■ **Problem to work on**:
Copy every line from the data below in which the string "styles" can be found.

[Stored data]

------------------------------------------------------------------------

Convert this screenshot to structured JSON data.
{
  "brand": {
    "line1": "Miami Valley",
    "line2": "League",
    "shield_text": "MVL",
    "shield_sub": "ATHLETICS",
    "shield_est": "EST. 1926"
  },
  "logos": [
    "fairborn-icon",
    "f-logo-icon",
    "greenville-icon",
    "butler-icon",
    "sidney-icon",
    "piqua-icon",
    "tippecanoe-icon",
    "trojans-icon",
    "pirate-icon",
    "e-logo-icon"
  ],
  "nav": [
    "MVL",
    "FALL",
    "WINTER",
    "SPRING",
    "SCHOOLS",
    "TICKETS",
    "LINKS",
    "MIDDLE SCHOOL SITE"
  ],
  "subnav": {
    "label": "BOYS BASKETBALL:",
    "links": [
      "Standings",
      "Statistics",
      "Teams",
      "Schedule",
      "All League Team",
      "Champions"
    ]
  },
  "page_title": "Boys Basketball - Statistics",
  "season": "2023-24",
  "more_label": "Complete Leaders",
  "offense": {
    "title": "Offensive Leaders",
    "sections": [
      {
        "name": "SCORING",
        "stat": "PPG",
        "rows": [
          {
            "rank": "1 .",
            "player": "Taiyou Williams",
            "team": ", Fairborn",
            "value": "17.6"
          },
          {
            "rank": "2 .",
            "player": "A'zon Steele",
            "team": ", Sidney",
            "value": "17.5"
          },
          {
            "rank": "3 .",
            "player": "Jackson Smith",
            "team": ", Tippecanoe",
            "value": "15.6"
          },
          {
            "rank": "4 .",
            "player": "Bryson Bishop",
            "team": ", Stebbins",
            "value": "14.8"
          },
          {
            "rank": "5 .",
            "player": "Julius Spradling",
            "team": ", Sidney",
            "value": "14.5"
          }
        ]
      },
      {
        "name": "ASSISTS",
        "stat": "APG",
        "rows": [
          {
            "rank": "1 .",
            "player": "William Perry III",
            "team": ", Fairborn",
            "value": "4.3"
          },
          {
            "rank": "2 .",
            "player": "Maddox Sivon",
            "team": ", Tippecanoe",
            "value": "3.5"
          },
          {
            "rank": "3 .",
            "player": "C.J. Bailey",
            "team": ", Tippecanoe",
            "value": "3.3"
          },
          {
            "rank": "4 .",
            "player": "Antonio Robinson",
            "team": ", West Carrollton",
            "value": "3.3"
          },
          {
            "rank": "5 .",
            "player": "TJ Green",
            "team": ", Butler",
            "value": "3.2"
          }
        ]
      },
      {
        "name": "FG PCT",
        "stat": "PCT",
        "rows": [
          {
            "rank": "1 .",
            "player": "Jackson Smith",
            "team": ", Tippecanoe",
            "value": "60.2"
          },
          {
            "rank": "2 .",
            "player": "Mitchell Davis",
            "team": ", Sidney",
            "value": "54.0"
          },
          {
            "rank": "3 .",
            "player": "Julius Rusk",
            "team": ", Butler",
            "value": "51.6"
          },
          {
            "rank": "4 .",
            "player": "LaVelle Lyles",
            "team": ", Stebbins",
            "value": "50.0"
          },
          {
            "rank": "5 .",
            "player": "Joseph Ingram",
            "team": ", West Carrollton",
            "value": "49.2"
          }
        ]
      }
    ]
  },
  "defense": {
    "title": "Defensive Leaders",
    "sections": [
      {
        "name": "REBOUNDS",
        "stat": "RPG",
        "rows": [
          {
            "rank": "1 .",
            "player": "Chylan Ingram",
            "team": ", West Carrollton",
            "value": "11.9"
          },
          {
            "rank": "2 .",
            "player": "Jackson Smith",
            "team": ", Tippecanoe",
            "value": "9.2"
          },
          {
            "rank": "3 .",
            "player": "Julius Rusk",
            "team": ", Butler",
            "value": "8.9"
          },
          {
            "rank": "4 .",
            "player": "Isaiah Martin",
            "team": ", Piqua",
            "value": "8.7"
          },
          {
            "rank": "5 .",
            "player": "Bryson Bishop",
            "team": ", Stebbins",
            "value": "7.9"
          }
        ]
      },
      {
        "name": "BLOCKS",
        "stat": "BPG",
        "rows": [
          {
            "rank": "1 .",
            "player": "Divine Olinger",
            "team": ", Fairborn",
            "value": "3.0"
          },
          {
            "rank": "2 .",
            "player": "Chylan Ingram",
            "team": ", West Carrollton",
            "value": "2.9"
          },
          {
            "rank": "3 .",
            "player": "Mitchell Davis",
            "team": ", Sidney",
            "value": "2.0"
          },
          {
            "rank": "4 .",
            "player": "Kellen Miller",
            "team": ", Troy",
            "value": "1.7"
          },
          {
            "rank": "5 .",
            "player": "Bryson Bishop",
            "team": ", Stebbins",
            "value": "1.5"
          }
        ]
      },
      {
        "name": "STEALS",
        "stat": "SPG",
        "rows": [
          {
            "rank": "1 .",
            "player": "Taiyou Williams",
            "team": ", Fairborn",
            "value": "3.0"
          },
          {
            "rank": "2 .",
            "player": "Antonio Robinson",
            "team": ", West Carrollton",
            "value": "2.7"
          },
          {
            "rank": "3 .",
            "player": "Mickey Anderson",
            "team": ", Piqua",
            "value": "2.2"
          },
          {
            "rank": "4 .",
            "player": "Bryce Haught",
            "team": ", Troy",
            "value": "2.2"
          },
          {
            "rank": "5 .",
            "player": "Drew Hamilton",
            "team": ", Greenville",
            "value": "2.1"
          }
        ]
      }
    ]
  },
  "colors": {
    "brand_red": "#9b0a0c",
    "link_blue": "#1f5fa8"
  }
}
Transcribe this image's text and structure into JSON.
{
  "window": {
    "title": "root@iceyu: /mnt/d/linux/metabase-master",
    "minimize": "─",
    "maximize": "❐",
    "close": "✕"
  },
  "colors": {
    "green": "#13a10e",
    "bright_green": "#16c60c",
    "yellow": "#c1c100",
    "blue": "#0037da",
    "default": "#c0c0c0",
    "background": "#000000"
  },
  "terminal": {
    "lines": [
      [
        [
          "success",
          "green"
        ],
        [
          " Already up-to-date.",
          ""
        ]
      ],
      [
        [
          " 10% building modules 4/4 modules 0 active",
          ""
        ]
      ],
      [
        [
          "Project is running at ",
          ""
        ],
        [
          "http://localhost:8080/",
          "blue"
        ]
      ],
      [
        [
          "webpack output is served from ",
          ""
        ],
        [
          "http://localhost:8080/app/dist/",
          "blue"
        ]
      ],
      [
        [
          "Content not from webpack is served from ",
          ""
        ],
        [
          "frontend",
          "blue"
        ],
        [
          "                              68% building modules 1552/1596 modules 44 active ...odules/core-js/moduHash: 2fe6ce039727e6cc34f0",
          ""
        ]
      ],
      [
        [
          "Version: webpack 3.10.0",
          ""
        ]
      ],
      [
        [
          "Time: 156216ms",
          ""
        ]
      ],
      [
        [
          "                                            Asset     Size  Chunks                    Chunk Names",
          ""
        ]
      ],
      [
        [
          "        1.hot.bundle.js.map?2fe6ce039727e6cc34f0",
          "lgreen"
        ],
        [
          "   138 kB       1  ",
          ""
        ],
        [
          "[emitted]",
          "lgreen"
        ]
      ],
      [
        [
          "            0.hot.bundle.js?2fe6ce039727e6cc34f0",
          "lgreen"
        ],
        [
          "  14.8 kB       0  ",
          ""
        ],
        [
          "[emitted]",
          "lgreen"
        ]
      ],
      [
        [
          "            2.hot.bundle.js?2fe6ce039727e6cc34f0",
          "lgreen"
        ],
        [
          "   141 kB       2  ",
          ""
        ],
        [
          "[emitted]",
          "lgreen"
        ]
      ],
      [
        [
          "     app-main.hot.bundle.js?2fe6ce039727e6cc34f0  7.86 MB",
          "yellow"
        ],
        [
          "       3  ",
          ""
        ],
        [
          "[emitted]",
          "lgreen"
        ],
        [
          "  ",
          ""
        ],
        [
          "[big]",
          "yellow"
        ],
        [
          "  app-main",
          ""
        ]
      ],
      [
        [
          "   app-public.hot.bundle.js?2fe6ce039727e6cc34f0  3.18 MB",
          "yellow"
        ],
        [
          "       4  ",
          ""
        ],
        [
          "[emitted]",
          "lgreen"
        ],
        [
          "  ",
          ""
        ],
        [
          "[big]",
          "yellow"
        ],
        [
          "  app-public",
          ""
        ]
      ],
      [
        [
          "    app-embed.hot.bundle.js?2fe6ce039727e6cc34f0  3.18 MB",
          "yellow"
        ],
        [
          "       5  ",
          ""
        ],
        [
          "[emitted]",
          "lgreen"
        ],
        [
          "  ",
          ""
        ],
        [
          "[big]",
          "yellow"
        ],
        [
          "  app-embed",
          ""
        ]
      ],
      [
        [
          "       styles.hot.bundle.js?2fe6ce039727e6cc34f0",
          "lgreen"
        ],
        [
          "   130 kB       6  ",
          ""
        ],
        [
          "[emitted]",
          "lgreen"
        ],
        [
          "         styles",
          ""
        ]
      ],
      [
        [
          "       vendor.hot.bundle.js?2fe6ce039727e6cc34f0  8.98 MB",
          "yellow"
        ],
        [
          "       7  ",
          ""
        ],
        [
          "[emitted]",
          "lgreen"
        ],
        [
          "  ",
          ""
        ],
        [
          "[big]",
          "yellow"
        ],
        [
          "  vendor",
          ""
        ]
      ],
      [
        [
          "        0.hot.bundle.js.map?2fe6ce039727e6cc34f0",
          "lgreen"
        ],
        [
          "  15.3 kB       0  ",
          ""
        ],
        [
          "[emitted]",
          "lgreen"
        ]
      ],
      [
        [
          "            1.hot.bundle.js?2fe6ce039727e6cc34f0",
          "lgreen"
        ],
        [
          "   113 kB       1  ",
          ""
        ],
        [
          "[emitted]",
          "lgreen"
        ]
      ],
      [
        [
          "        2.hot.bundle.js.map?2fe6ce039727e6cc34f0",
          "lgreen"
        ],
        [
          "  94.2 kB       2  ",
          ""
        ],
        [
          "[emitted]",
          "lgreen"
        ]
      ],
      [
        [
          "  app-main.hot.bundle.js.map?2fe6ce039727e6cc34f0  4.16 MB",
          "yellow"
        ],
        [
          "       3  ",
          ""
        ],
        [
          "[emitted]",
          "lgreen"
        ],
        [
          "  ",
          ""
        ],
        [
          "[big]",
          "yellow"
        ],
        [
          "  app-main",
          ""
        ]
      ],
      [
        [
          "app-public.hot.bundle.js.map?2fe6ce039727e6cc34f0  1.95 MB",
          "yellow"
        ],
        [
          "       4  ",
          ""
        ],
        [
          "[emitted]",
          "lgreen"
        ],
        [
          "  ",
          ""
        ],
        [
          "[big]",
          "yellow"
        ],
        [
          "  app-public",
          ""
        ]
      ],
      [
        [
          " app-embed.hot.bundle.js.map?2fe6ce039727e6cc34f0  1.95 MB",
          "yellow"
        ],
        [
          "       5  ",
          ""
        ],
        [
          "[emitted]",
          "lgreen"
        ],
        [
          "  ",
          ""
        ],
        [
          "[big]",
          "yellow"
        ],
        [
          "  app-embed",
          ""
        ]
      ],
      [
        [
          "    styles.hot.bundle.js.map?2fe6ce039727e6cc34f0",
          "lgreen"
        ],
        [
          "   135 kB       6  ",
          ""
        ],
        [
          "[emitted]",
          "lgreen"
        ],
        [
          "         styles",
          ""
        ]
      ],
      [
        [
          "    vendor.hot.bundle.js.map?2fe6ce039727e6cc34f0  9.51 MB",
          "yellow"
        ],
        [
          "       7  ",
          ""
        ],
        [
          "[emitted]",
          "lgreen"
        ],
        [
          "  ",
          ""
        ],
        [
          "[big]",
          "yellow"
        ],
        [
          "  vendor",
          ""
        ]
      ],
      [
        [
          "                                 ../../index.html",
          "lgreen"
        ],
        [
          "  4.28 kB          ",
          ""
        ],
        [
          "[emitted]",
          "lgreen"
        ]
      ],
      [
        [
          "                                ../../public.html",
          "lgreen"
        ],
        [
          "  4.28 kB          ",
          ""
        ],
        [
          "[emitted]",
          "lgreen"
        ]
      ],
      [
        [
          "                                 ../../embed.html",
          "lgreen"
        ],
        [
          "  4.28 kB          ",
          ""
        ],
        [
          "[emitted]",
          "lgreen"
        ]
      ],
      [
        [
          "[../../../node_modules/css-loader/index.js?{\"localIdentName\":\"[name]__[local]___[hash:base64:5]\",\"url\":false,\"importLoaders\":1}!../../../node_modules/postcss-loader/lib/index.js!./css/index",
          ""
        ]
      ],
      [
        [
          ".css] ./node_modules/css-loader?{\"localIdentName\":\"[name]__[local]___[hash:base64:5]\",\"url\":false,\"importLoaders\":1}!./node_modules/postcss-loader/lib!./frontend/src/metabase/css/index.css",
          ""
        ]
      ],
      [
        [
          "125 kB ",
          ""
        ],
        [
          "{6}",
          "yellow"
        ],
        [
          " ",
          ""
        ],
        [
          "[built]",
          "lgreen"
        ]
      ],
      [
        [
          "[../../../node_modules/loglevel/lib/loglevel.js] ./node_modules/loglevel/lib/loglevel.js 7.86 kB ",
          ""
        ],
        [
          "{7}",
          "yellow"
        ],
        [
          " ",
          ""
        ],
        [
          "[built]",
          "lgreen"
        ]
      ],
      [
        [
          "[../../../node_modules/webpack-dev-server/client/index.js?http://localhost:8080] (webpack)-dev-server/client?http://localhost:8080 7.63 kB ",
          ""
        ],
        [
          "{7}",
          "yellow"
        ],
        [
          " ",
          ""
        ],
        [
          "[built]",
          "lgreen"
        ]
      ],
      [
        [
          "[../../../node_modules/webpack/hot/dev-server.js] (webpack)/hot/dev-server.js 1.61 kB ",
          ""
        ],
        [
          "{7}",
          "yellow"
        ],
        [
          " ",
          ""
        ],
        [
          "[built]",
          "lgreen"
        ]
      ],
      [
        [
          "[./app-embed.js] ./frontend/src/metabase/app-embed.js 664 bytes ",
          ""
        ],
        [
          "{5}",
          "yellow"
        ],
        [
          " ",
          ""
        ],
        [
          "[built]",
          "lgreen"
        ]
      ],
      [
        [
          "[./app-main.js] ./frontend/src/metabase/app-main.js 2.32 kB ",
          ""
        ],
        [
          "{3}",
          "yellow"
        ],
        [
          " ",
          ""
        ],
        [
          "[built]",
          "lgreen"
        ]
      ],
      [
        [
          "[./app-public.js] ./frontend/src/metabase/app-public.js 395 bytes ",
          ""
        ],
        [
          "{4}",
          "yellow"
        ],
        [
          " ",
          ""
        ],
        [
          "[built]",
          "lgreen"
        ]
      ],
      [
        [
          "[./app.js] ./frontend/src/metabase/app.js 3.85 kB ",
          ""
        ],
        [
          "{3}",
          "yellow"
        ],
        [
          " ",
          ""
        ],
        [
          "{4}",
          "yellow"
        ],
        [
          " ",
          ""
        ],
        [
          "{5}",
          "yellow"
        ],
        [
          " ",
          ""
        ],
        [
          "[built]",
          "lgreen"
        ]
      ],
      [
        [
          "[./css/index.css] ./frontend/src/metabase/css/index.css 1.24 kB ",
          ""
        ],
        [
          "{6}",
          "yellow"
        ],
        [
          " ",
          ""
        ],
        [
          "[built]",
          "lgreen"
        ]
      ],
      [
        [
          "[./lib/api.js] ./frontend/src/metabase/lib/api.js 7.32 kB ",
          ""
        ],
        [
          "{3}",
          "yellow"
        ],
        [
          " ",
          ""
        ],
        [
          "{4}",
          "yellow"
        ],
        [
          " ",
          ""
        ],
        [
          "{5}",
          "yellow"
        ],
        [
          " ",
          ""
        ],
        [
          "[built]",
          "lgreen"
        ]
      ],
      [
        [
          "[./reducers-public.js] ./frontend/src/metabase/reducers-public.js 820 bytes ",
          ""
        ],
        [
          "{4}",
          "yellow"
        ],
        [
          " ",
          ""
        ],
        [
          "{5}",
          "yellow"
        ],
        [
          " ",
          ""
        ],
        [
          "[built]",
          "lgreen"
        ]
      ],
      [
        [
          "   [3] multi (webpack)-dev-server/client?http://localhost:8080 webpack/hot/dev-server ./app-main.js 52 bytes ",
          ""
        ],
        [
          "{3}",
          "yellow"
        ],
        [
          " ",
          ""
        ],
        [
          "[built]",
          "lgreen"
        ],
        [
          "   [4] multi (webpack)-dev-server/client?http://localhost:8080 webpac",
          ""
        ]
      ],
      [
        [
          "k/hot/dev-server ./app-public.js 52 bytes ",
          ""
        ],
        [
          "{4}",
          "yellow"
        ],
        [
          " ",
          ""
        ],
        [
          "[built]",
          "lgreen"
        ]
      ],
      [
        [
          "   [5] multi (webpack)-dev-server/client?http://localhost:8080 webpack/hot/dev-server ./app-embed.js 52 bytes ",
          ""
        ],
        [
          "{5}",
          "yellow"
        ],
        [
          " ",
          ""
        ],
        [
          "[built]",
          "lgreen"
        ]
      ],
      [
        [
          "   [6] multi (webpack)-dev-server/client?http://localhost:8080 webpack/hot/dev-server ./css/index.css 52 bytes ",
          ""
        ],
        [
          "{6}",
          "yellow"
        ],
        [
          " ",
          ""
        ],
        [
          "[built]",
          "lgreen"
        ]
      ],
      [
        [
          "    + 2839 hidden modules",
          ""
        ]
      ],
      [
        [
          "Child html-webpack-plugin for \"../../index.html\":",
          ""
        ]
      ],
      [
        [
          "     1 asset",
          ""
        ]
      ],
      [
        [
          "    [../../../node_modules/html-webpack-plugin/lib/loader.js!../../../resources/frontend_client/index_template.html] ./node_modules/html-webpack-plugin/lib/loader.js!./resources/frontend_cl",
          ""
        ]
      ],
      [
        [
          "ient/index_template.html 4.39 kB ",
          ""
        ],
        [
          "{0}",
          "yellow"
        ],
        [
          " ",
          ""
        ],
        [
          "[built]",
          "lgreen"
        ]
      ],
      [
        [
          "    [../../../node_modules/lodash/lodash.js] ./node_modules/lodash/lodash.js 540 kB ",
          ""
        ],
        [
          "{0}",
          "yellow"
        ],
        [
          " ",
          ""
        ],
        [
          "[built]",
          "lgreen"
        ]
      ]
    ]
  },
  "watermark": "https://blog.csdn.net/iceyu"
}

------------------------------------------------------------------------

■ **Written answer**:
          "       styles.hot.bundle.js?2fe6ce039727e6cc34f0",
          "         styles",
          "    styles.hot.bundle.js.map?2fe6ce039727e6cc34f0",
          "         styles",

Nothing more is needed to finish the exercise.